Task requirements
Below are some entries. Output each one exactly as it appears.

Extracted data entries

..........

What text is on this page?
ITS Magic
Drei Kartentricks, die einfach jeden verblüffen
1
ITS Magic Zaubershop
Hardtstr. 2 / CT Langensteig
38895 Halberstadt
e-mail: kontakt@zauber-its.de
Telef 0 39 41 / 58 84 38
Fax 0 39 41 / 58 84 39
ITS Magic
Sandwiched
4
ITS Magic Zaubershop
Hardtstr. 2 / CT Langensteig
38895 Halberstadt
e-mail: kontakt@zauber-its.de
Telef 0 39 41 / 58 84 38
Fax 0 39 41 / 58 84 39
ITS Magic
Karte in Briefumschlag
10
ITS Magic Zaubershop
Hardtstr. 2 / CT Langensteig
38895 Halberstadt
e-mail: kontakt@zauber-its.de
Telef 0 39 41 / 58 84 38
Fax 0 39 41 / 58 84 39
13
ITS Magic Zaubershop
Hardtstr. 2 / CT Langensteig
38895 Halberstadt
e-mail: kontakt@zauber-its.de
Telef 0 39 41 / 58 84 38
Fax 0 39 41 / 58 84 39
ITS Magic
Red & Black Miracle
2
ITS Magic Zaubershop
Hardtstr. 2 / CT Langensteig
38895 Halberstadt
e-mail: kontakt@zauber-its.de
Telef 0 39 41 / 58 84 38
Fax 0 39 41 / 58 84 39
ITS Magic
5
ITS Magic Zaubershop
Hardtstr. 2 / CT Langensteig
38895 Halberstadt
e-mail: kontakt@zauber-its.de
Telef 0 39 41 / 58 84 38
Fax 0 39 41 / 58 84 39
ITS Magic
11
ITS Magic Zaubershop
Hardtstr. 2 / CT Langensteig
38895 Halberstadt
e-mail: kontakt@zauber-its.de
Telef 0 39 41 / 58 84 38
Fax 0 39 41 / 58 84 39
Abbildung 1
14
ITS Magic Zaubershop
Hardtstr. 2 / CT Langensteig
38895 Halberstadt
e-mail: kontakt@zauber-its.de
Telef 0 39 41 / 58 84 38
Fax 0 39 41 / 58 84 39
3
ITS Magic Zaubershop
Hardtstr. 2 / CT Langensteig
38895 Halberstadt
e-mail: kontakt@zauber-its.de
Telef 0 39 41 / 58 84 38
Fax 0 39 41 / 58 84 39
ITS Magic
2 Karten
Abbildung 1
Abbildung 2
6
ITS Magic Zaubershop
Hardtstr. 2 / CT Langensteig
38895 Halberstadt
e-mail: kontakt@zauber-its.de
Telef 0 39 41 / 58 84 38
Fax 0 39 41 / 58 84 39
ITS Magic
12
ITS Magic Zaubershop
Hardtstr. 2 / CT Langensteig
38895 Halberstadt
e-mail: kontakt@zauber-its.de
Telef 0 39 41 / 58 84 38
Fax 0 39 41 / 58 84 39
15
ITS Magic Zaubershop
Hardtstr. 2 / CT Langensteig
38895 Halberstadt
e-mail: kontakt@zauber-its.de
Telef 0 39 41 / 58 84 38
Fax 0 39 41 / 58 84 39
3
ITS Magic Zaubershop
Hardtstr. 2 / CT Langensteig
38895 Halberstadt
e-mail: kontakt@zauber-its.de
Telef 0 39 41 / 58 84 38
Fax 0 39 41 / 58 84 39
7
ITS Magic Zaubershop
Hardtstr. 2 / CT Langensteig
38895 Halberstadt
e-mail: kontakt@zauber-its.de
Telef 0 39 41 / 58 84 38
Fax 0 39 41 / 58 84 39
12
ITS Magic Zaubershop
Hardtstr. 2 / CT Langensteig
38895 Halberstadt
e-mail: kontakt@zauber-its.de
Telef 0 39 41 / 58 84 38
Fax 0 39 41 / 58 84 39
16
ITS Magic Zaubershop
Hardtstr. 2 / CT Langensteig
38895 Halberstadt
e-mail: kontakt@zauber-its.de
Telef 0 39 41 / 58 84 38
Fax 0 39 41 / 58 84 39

..........

Task output
What text is on this page?
ITS Magic
Drei Kartentricks, die einfach jeden verblüffen
1
ITS Magic Zaubershop
Hardtstr. 2 / CT Langensteig
38895 Halberstadt
e-mail: kontakt@zauber-its.de
Telef 0 39 41 / 58 84 38
Fax 0 39 41 / 58 84 39
ITS Magic
Sandwiched
4
ITS Magic Zaubershop
Hardtstr. 2 / CT Langensteig
38895 Halberstadt
e-mail: kontakt@zauber-its.de
Telef 0 39 41 / 58 84 38
Fax 0 39 41 / 58 84 39
ITS Magic
Karte in Briefumschlag
10
ITS Magic Zaubershop
Hardtstr. 2 / CT Langensteig
38895 Halberstadt
e-mail: kontakt@zauber-its.de
Telef 0 39 41 / 58 84 38
Fax 0 39 41 / 58 84 39
13
ITS Magic Zaubershop
Hardtstr. 2 / CT Langensteig
38895 Halberstadt
e-mail: kontakt@zauber-its.de
Telef 0 39 41 / 58 84 38
Fax 0 39 41 / 58 84 39
ITS Magic
Red & Black Miracle
2
ITS Magic Zaubershop
Hardtstr. 2 / CT Langensteig
38895 Halberstadt
e-mail: kontakt@zauber-its.de
Telef 0 39 41 / 58 84 38
Fax 0 39 41 / 58 84 39
ITS Magic
5
ITS Magic Zaubershop
Hardtstr. 2 / CT Langensteig
38895 Halberstadt
e-mail: kontakt@zauber-its.de
Telef 0 39 41 / 58 84 38
Fax 0 39 41 / 58 84 39
ITS Magic
11
ITS Magic Zaubershop
Hardtstr. 2 / CT Langensteig
38895 Halberstadt
e-mail: kontakt@zauber-its.de
Telef 0 39 41 / 58 84 38
Fax 0 39 41 / 58 84 39
Abbildung 1
14
ITS Magic Zaubershop
Hardtstr. 2 / CT Langensteig
38895 Halberstadt
e-mail: kontakt@zauber-its.de
Telef 0 39 41 / 58 84 38
Fax 0 39 41 / 58 84 39
3
ITS Magic Zaubershop
Hardtstr. 2 / CT Langensteig
38895 Halberstadt
e-mail: kontakt@zauber-its.de
Telef 0 39 41 / 58 84 38
Fax 0 39 41 / 58 84 39
ITS Magic
2 Karten
Abbildung 1
Abbildung 2
6
ITS Magic Zaubershop
Hardtstr. 2 / CT Langensteig
38895 Halberstadt
e-mail: kontakt@zauber-its.de
Telef 0 39 41 / 58 84 38
Fax 0 39 41 / 58 84 39
ITS Magic
12
ITS Magic Zaubershop
Hardtstr. 2 / CT Langensteig
38895 Halberstadt
e-mail: kontakt@zauber-its.de
Telef 0 39 41 / 58 84 38
Fax 0 39 41 / 58 84 39
15
ITS Magic Zaubershop
Hardtstr. 2 / CT Langensteig
38895 Halberstadt
e-mail: kontakt@zauber-its.de
Telef 0 39 41 / 58 84 38
Fax 0 39 41 / 58 84 39
3
ITS Magic Zaubershop
Hardtstr. 2 / CT Langensteig
38895 Halberstadt
e-mail: kontakt@zauber-its.de
Telef 0 39 41 / 58 84 38
Fax 0 39 41 / 58 84 39
7
ITS Magic Zaubershop
Hardtstr. 2 / CT Langensteig
38895 Halberstadt
e-mail: kontakt@zauber-its.de
Telef 0 39 41 / 58 84 38
Fax 0 39 41 / 58 84 39
12
ITS Magic Zaubershop
Hardtstr. 2 / CT Langensteig
38895 Halberstadt
e-mail: kontakt@zauber-its.de
Telef 0 39 41 / 58 84 38
Fax 0 39 41 / 58 84 39
16
ITS Magic Zaubershop
Hardtstr. 2 / CT Langensteig
38895 Halberstadt
e-mail: kontakt@zauber-its.de
Telef 0 39 41 / 58 84 38
Fax 0 39 41 / 58 84 39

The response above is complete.